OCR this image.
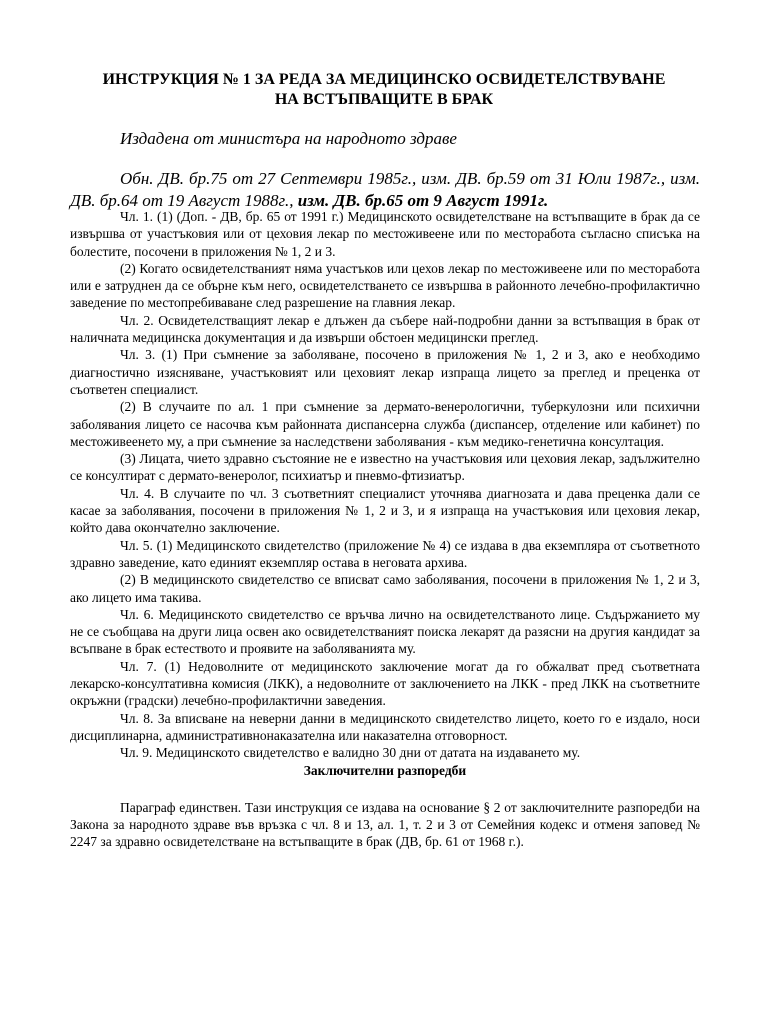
ИНСТРУКЦИЯ № 1 ЗА РЕДА ЗА МЕДИЦИНСКО ОСВИДЕТЕЛСТВУВАНЕ
НА ВСТЪПВАЩИТЕ В БРАК

Издадена от министъра на народното здраве

Обн. ДВ. бр.75 от 27 Септември 1985г., изм. ДВ. бр.59 от 31 Юли 1987г., изм. ДВ. бр.64 от 19 Август 1988г., изм. ДВ. бр.65 от 9 Август 1991г.

Чл. 1. (1) (Доп. - ДВ, бр. 65 от 1991 г.) Медицинското освидетелстване на встъпващите в брак да се извършва от участъковия или от цеховия лекар по местоживеене или по месторабота съгласно списъка на болестите, посочени в приложения № 1, 2 и 3.

(2) Когато освидетелстваният няма участъков или цехов лекар по местоживеене или по месторабота или е затруднен да се обърне към него, освидетелстването се извършва в районното лечебно-профилактично заведение по местопребиваване след разрешение на главния лекар.

Чл. 2. Освидетелстващият лекар е длъжен да събере най-подробни данни за встъпващия в брак от наличната медицинска документация и да извърши обстоен медицински преглед.

Чл. 3. (1) При съмнение за заболяване, посочено в приложения № 1, 2 и 3, ако е необходимо диагностично изясняване, участъковият или цеховият лекар изпраща лицето за преглед и преценка от съответен специалист.

(2) В случаите по ал. 1 при съмнение за дермато-венерологични, туберкулозни или психични заболявания лицето се насочва към районната диспансерна служба (диспансер, отделение или кабинет) по местоживеенето му, а при съмнение за наследствени заболявания - към медико-генетична консултация.

(3) Лицата, чието здравно състояние не е известно на участъковия или цеховия лекар, задължително се консултират с дермато-венеролог, психиатър и пневмо-фтизиатър.

Чл. 4. В случаите по чл. 3 съответният специалист уточнява диагнозата и дава преценка дали се касае за заболявания, посочени в приложения № 1, 2 и 3, и я изпраща на участъковия или цеховия лекар, който дава окончателно заключение.

Чл. 5. (1) Медицинското свидетелство (приложение № 4) се издава в два екземпляра от съответното здравно заведение, като единият екземпляр остава в неговата архива.

(2) В медицинското свидетелство се вписват само заболявания, посочени в приложения № 1, 2 и 3, ако лицето има такива.

Чл. 6. Медицинското свидетелство се връчва лично на освидетелстваното лице. Съдържанието му не се съобщава на други лица освен ако освидетелстваният поиска лекарят да разясни на другия кандидат за всъпване в брак естеството и проявите на заболяванията му.

Чл. 7. (1) Недоволните от медицинското заключение могат да го обжалват пред съответната лекарско-консултативна комисия (ЛКК), а недоволните от заключението на ЛКК - пред ЛКК на съответните окръжни (градски) лечебно-профилактични заведения.

Чл. 8. За вписване на неверни данни в медицинското свидетелство лицето, което го е издало, носи дисциплинарна, административнонаказателна или наказателна отговорност.

Чл. 9. Медицинското свидетелство е валидно 30 дни от датата на издаването му.

Заключителни разпоредби

Параграф единствен. Тази инструкция се издава на основание § 2 от заключителните разпоредби на Закона за народното здраве във връзка с чл. 8 и 13, ал. 1, т. 2 и 3 от Семейния кодекс и отменя заповед № 2247 за здравно освидетелстване на встъпващите в брак (ДВ, бр. 61 от 1968 г.).
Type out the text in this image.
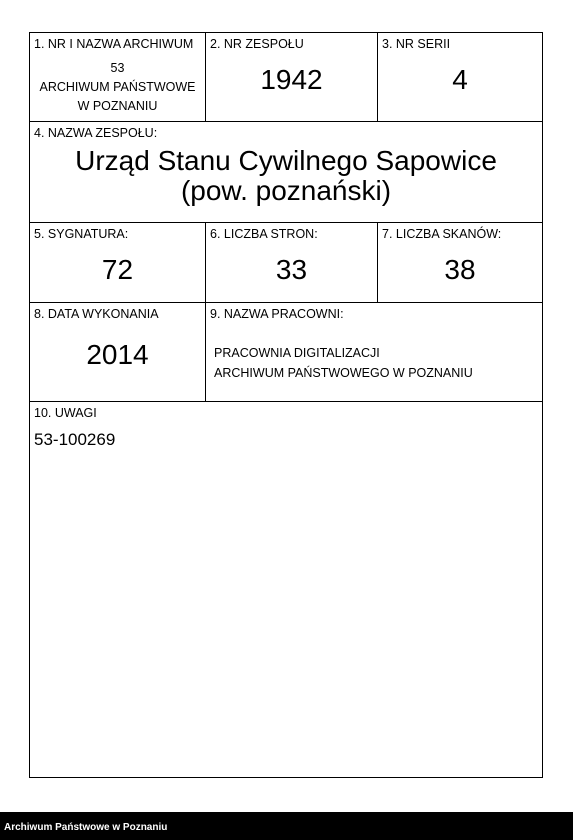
1. NR I NAZWA ARCHIWUM
53
ARCHIWUM PAŃSTWOWE
W POZNANIU
2. NR ZESPOŁU
1942
3. NR SERII
4
4. NAZWA ZESPOŁU:
Urząd Stanu Cywilnego Sapowice
(pow. poznański)
5. SYGNATURA:
72
6. LICZBA STRON:
33
7. LICZBA SKANÓW:
38
8. DATA WYKONANIA
2014
9. NAZWA PRACOWNI:
PRACOWNIA DIGITALIZACJI
ARCHIWUM PAŃSTWOWEGO W POZNANIU
10. UWAGI
53-100269
Archiwum Państwowe w Poznaniu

Exercise requirements
Return all the lines that contain the string "данни".

Solution for this exercise
Чл. 2. Освидетелстващият лекар е длъжен да събере най-подробни данни за встъпващия в брак от наличната медицинска документация и да извърши обстоен медицински преглед.
Чл. 8. За вписване на неверни данни в медицинското свидетелство лицето, което го е издало, носи дисциплинарна, административнонаказателна или наказателна отговорност.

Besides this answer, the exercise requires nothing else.